Work to complete: Give the data again exactly as written, skipping any pictures.
[START OF Input records]
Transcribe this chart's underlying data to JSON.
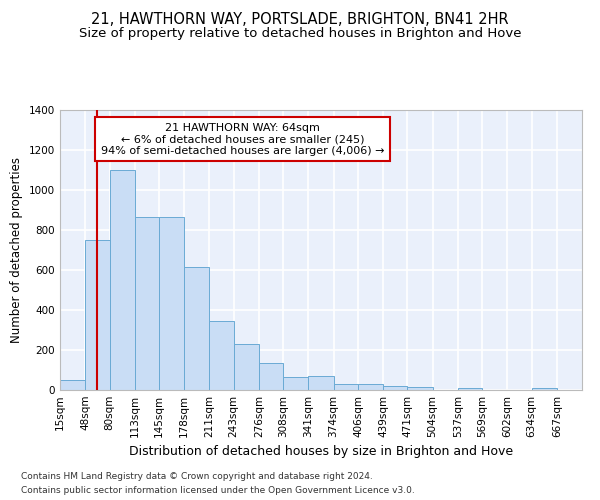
{
  "title1": "21, HAWTHORN WAY, PORTSLADE, BRIGHTON, BN41 2HR",
  "title2": "Size of property relative to detached houses in Brighton and Hove",
  "xlabel": "Distribution of detached houses by size in Brighton and Hove",
  "ylabel": "Number of detached properties",
  "footnote1": "Contains HM Land Registry data © Crown copyright and database right 2024.",
  "footnote2": "Contains public sector information licensed under the Open Government Licence v3.0.",
  "annotation_line1": "21 HAWTHORN WAY: 64sqm",
  "annotation_line2": "← 6% of detached houses are smaller (245)",
  "annotation_line3": "94% of semi-detached houses are larger (4,006) →",
  "bar_labels": [
    "15sqm",
    "48sqm",
    "80sqm",
    "113sqm",
    "145sqm",
    "178sqm",
    "211sqm",
    "243sqm",
    "276sqm",
    "308sqm",
    "341sqm",
    "374sqm",
    "406sqm",
    "439sqm",
    "471sqm",
    "504sqm",
    "537sqm",
    "569sqm",
    "602sqm",
    "634sqm",
    "667sqm"
  ],
  "bar_values": [
    50,
    750,
    1100,
    865,
    865,
    615,
    345,
    228,
    133,
    63,
    70,
    28,
    28,
    20,
    15,
    0,
    10,
    0,
    0,
    10,
    0
  ],
  "bar_color": "#c9ddf5",
  "bar_edge_color": "#6aaad4",
  "bg_color": "#eaf0fb",
  "grid_color": "#ffffff",
  "property_line_x": 64,
  "bin_edges": [
    15,
    48,
    80,
    113,
    145,
    178,
    211,
    243,
    276,
    308,
    341,
    374,
    406,
    439,
    471,
    504,
    537,
    569,
    602,
    634,
    667,
    700
  ],
  "ylim": [
    0,
    1400
  ],
  "yticks": [
    0,
    200,
    400,
    600,
    800,
    1000,
    1200,
    1400
  ],
  "annotation_box_color": "#cc0000",
  "property_line_color": "#cc0000",
  "title1_fontsize": 10.5,
  "title2_fontsize": 9.5,
  "xlabel_fontsize": 9,
  "ylabel_fontsize": 8.5,
  "tick_fontsize": 7.5,
  "annotation_fontsize": 8,
  "footnote_fontsize": 6.5
}
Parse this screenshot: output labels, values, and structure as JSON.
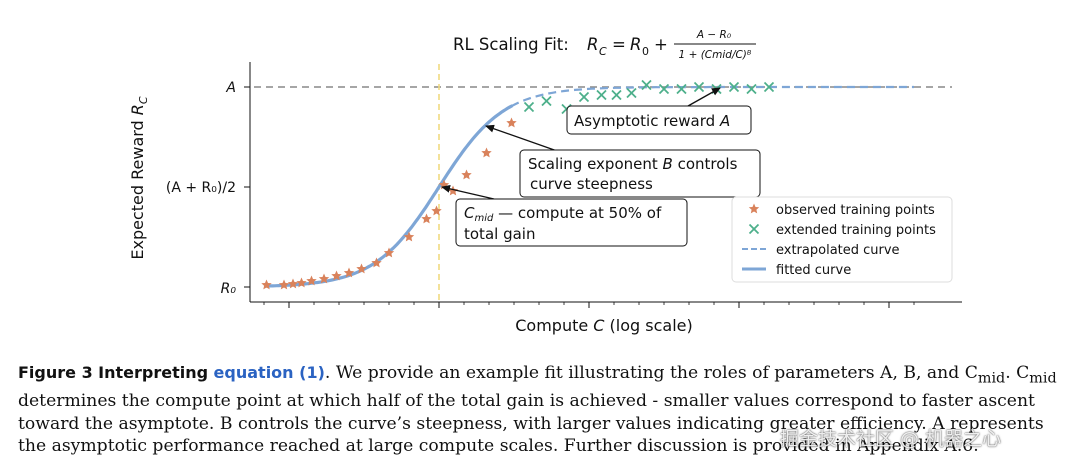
[END OF Input records]
Task answer:
Transcribe this chart's underlying data to JSON.
{
  "title1": "21, HAWTHORN WAY, PORTSLADE, BRIGHTON, BN41 2HR",
  "title2": "Size of property relative to detached houses in Brighton and Hove",
  "xlabel": "Distribution of detached houses by size in Brighton and Hove",
  "ylabel": "Number of detached properties",
  "footnote1": "Contains HM Land Registry data © Crown copyright and database right 2024.",
  "footnote2": "Contains public sector information licensed under the Open Government Licence v3.0.",
  "annotation_line1": "21 HAWTHORN WAY: 64sqm",
  "annotation_line2": "← 6% of detached houses are smaller (245)",
  "annotation_line3": "94% of semi-detached houses are larger (4,006) →",
  "bar_labels": [
    "15sqm",
    "48sqm",
    "80sqm",
    "113sqm",
    "145sqm",
    "178sqm",
    "211sqm",
    "243sqm",
    "276sqm",
    "308sqm",
    "341sqm",
    "374sqm",
    "406sqm",
    "439sqm",
    "471sqm",
    "504sqm",
    "537sqm",
    "569sqm",
    "602sqm",
    "634sqm",
    "667sqm"
  ],
  "bar_values": [
    50,
    750,
    1100,
    865,
    865,
    615,
    345,
    228,
    133,
    63,
    70,
    28,
    28,
    20,
    15,
    0,
    10,
    0,
    0,
    10,
    0
  ],
  "bar_color": "#c9ddf5",
  "bar_edge_color": "#6aaad4",
  "bg_color": "#eaf0fb",
  "grid_color": "#ffffff",
  "property_line_x": 64,
  "bin_edges": [
    15,
    48,
    80,
    113,
    145,
    178,
    211,
    243,
    276,
    308,
    341,
    374,
    406,
    439,
    471,
    504,
    537,
    569,
    602,
    634,
    667,
    700
  ],
  "ylim": [
    0,
    1400
  ],
  "yticks": [
    0,
    200,
    400,
    600,
    800,
    1000,
    1200,
    1400
  ],
  "annotation_box_color": "#cc0000",
  "property_line_color": "#cc0000",
  "title1_fontsize": 10.5,
  "title2_fontsize": 9.5,
  "xlabel_fontsize": 9,
  "ylabel_fontsize": 8.5,
  "tick_fontsize": 7.5,
  "annotation_fontsize": 8,
  "footnote_fontsize": 6.5
}
Parse this screenshot: output labels, values, and structure as JSON.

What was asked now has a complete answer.